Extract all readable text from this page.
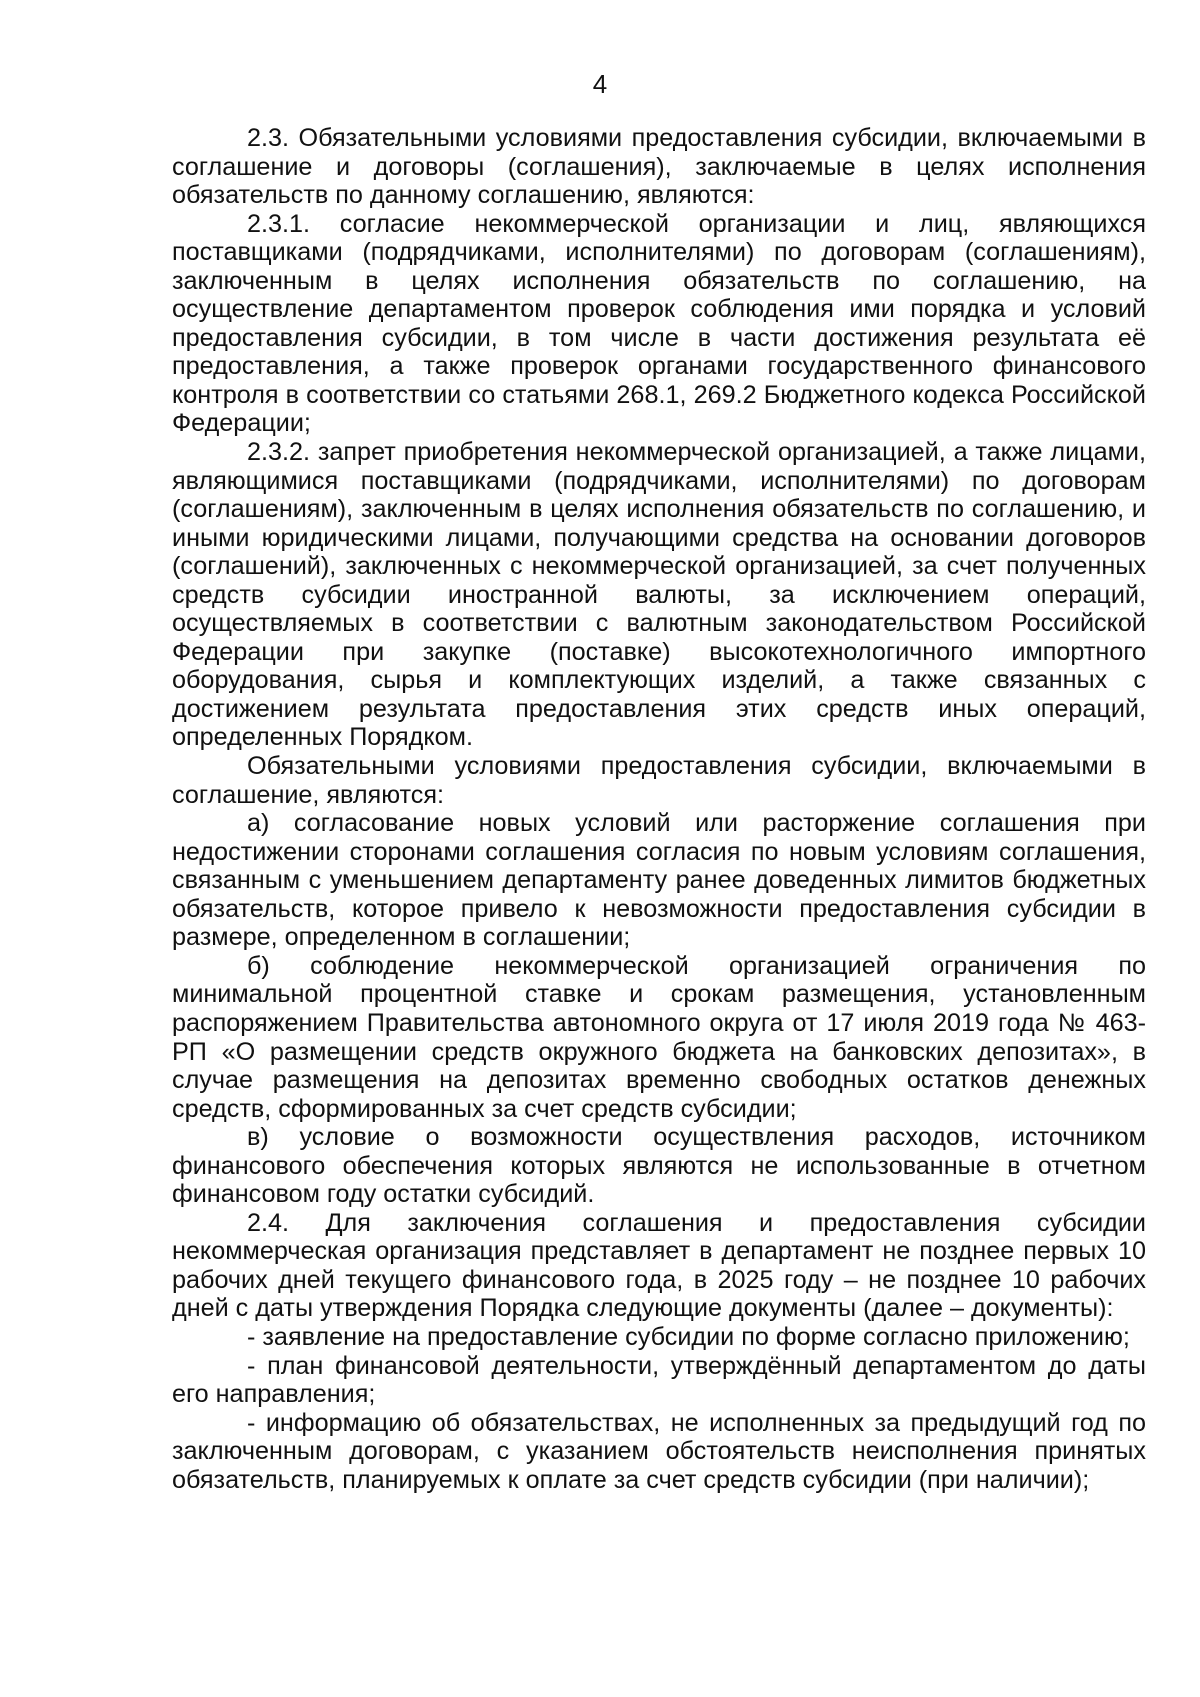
4

2.3. Обязательными условиями предоставления субсидии, включаемыми в соглашение и договоры (соглашения), заключаемые в целях исполнения обязательств по данному соглашению, являются:

2.3.1. согласие некоммерческой организации и лиц, являющихся поставщиками (подрядчиками, исполнителями) по договорам (соглашениям), заключенным в целях исполнения обязательств по соглашению, на осуществление департаментом проверок соблюдения ими порядка и условий предоставления субсидии, в том числе в части достижения результата её предоставления, а также проверок органами государственного финансового контроля в соответствии со статьями 268.1, 269.2 Бюджетного кодекса Российской Федерации;

2.3.2. запрет приобретения некоммерческой организацией, а также лицами, являющимися поставщиками (подрядчиками, исполнителями) по договорам (соглашениям), заключенным в целях исполнения обязательств по соглашению, и иными юридическими лицами, получающими средства на основании договоров (соглашений), заключенных с некоммерческой организацией, за счет полученных средств субсидии иностранной валюты, за исключением операций, осуществляемых в соответствии с валютным законодательством Российской Федерации при закупке (поставке) высокотехнологичного импортного оборудования, сырья и комплектующих изделий, а также связанных с достижением результата предоставления этих средств иных операций, определенных Порядком.

Обязательными условиями предоставления субсидии, включаемыми в соглашение, являются:

а) согласование новых условий или расторжение соглашения при недостижении сторонами соглашения согласия по новым условиям соглашения, связанным с уменьшением департаменту ранее доведенных лимитов бюджетных обязательств, которое привело к невозможности предоставления субсидии в размере, определенном в соглашении;

б) соблюдение некоммерческой организацией ограничения по минимальной процентной ставке и срокам размещения, установленным распоряжением Правительства автономного округа от 17 июля 2019 года № 463-РП «О размещении средств окружного бюджета на банковских депозитах», в случае размещения на депозитах временно свободных остатков денежных средств, сформированных за счет средств субсидии;

в) условие о возможности осуществления расходов, источником финансового обеспечения которых являются не использованные в отчетном финансовом году остатки субсидий.

2.4. Для заключения соглашения и предоставления субсидии некоммерческая организация представляет в департамент не позднее первых 10 рабочих дней текущего финансового года, в 2025 году – не позднее 10 рабочих дней с даты утверждения Порядка следующие документы (далее – документы):

- заявление на предоставление субсидии по форме согласно приложению;

- план финансовой деятельности, утверждённый департаментом до даты его направления;

- информацию об обязательствах, не исполненных за предыдущий год по заключенным договорам, с указанием обстоятельств неисполнения принятых обязательств, планируемых к оплате за счет средств субсидии (при наличии);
--------------------------------
(WHAT THE EXERCISE ASKS) Restate the whole listing above exactly, please, omitting every image.

(EXERCISE RESULT)
Extract all readable text from this page.
4

2.3. Обязательными условиями предоставления субсидии, включаемыми в соглашение и договоры (соглашения), заключаемые в целях исполнения обязательств по данному соглашению, являются:

2.3.1. согласие некоммерческой организации и лиц, являющихся поставщиками (подрядчиками, исполнителями) по договорам (соглашениям), заключенным в целях исполнения обязательств по соглашению, на осуществление департаментом проверок соблюдения ими порядка и условий предоставления субсидии, в том числе в части достижения результата её предоставления, а также проверок органами государственного финансового контроля в соответствии со статьями 268.1, 269.2 Бюджетного кодекса Российской Федерации;

2.3.2. запрет приобретения некоммерческой организацией, а также лицами, являющимися поставщиками (подрядчиками, исполнителями) по договорам (соглашениям), заключенным в целях исполнения обязательств по соглашению, и иными юридическими лицами, получающими средства на основании договоров (соглашений), заключенных с некоммерческой организацией, за счет полученных средств субсидии иностранной валюты, за исключением операций, осуществляемых в соответствии с валютным законодательством Российской Федерации при закупке (поставке) высокотехнологичного импортного оборудования, сырья и комплектующих изделий, а также связанных с достижением результата предоставления этих средств иных операций, определенных Порядком.

Обязательными условиями предоставления субсидии, включаемыми в соглашение, являются:

а) согласование новых условий или расторжение соглашения при недостижении сторонами соглашения согласия по новым условиям соглашения, связанным с уменьшением департаменту ранее доведенных лимитов бюджетных обязательств, которое привело к невозможности предоставления субсидии в размере, определенном в соглашении;

б) соблюдение некоммерческой организацией ограничения по минимальной процентной ставке и срокам размещения, установленным распоряжением Правительства автономного округа от 17 июля 2019 года № 463-РП «О размещении средств окружного бюджета на банковских депозитах», в случае размещения на депозитах временно свободных остатков денежных средств, сформированных за счет средств субсидии;

в) условие о возможности осуществления расходов, источником финансового обеспечения которых являются не использованные в отчетном финансовом году остатки субсидий.

2.4. Для заключения соглашения и предоставления субсидии некоммерческая организация представляет в департамент не позднее первых 10 рабочих дней текущего финансового года, в 2025 году – не позднее 10 рабочих дней с даты утверждения Порядка следующие документы (далее – документы):

- заявление на предоставление субсидии по форме согласно приложению;

- план финансовой деятельности, утверждённый департаментом до даты его направления;

- информацию об обязательствах, не исполненных за предыдущий год по заключенным договорам, с указанием обстоятельств неисполнения принятых обязательств, планируемых к оплате за счет средств субсидии (при наличии);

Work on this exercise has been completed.